**PROBLEM TO WORK ON:**
Each entry below should be echoed exactly, with pictures omitted.

-------------------------

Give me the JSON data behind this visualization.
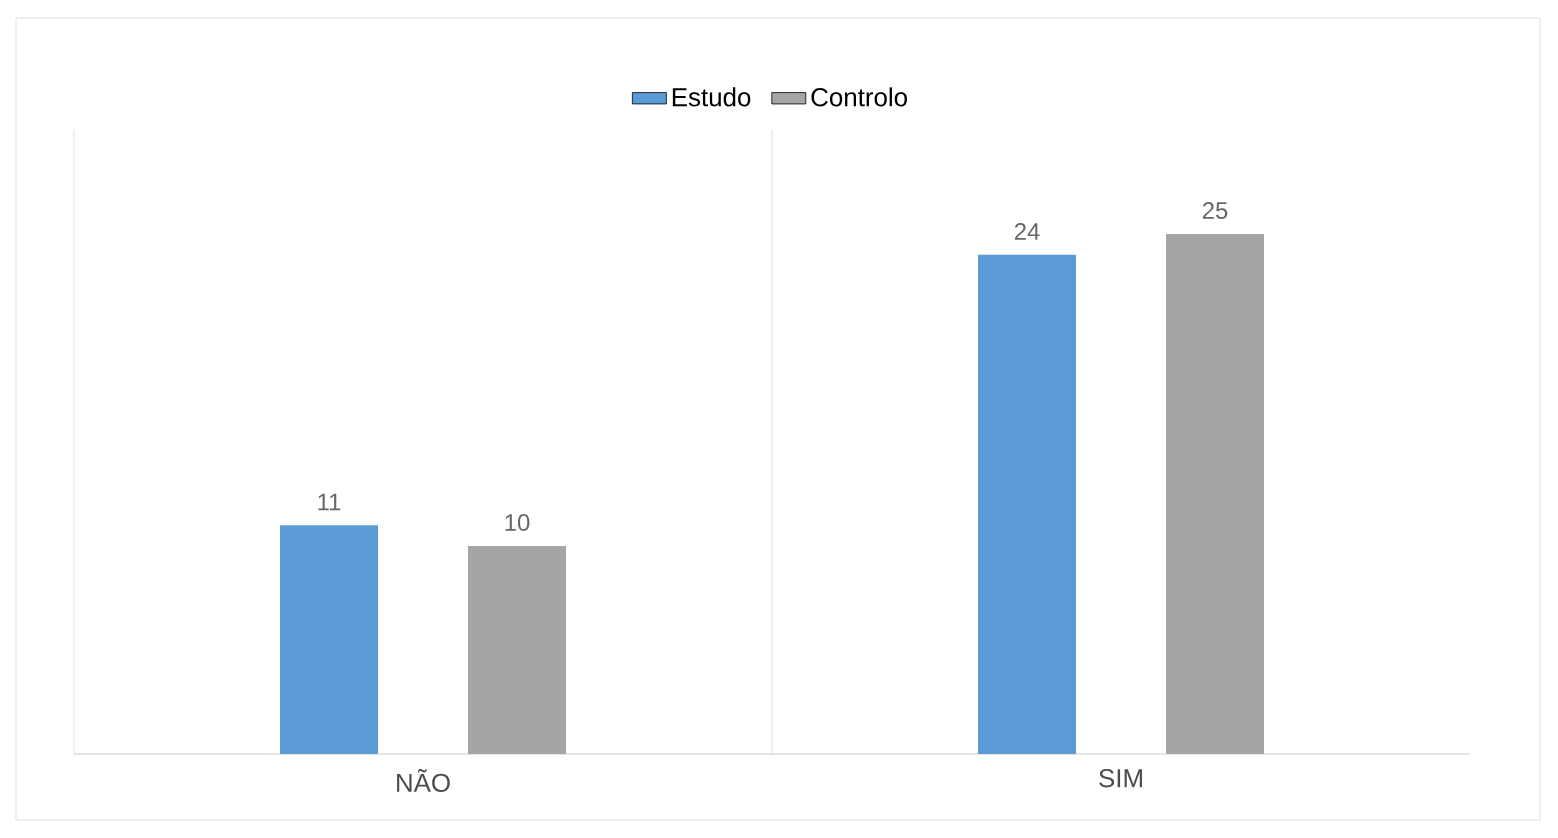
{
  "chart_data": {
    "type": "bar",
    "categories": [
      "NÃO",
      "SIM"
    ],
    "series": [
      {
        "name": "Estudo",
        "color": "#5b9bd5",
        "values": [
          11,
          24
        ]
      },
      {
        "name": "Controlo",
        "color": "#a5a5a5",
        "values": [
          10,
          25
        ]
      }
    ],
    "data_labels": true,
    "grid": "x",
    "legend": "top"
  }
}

-------------------------

**SOLUTION FOR THIS EXERCISE:**
Give me the JSON data behind this visualization.
{
  "chart_data": {
    "type": "bar",
    "categories": [
      "NÃO",
      "SIM"
    ],
    "series": [
      {
        "name": "Estudo",
        "color": "#5b9bd5",
        "values": [
          11,
          24
        ]
      },
      {
        "name": "Controlo",
        "color": "#a5a5a5",
        "values": [
          10,
          25
        ]
      }
    ],
    "data_labels": true,
    "grid": "x",
    "legend": "top"
  }
}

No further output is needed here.